PROBLEM REQUIREMENTS -> Please count the lines in the items that follow that contain the word "Treatment" and reply with only that number.
-----
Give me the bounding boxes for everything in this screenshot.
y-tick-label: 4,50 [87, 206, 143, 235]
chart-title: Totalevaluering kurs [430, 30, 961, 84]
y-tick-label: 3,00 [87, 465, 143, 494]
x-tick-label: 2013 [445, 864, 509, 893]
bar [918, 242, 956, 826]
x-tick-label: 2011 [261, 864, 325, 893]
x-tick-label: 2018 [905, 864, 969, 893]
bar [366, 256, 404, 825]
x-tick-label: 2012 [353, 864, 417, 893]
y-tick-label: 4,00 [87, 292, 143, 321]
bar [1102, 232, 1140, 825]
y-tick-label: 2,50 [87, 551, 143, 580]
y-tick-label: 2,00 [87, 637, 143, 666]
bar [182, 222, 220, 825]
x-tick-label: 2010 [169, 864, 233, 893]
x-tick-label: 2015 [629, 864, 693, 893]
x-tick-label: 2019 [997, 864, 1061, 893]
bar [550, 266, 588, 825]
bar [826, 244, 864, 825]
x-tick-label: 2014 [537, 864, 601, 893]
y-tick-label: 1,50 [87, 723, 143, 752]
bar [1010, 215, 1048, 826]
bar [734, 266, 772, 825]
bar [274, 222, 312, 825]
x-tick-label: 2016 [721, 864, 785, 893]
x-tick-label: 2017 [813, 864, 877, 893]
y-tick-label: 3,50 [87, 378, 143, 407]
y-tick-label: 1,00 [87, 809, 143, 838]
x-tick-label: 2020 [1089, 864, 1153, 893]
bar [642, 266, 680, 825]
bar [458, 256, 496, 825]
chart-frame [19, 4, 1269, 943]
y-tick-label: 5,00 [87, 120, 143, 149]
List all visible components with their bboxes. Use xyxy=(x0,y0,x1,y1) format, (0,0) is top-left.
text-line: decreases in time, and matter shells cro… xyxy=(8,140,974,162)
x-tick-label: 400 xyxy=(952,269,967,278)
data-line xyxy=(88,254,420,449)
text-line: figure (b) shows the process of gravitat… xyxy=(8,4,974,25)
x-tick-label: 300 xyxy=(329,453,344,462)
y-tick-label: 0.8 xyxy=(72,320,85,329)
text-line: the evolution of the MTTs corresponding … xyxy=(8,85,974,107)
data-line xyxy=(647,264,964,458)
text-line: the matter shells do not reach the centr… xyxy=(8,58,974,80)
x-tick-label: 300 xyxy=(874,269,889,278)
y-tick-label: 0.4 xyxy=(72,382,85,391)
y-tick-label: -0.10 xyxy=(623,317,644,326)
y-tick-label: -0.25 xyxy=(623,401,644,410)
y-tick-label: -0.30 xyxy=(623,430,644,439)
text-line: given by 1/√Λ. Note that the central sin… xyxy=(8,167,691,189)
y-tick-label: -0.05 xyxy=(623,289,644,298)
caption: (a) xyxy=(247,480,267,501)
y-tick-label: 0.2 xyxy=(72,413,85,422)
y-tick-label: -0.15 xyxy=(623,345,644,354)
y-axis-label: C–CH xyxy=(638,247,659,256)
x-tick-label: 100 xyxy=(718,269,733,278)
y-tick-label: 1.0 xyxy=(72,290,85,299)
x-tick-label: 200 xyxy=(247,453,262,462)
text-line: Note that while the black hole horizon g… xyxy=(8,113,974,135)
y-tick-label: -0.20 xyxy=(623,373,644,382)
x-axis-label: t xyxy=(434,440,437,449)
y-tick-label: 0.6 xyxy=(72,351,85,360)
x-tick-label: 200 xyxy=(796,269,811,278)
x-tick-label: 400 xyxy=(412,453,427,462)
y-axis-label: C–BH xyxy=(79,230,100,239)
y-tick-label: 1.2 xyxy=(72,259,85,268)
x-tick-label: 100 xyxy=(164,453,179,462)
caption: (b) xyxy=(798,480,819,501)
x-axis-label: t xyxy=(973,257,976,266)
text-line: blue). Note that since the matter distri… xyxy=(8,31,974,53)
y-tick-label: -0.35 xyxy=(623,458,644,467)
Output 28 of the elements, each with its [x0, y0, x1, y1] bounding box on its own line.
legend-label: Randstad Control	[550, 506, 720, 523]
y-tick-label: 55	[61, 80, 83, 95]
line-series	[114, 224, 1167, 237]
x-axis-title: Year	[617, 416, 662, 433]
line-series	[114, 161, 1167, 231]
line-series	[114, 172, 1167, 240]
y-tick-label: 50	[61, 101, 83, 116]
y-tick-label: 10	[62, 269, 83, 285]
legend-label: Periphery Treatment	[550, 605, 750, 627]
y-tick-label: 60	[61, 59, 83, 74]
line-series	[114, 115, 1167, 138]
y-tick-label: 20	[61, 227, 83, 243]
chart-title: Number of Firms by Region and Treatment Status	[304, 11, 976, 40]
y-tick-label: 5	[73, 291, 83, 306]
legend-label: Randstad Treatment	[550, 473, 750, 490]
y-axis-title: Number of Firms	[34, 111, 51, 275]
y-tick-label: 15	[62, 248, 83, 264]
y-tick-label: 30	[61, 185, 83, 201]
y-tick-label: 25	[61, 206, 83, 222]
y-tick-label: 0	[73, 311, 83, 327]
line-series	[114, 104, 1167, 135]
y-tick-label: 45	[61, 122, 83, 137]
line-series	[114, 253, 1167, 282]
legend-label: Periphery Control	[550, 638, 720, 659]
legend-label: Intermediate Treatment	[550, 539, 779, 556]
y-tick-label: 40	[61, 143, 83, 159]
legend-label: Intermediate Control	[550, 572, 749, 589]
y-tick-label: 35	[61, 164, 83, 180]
-----
WRITTEN ANSWER -> 4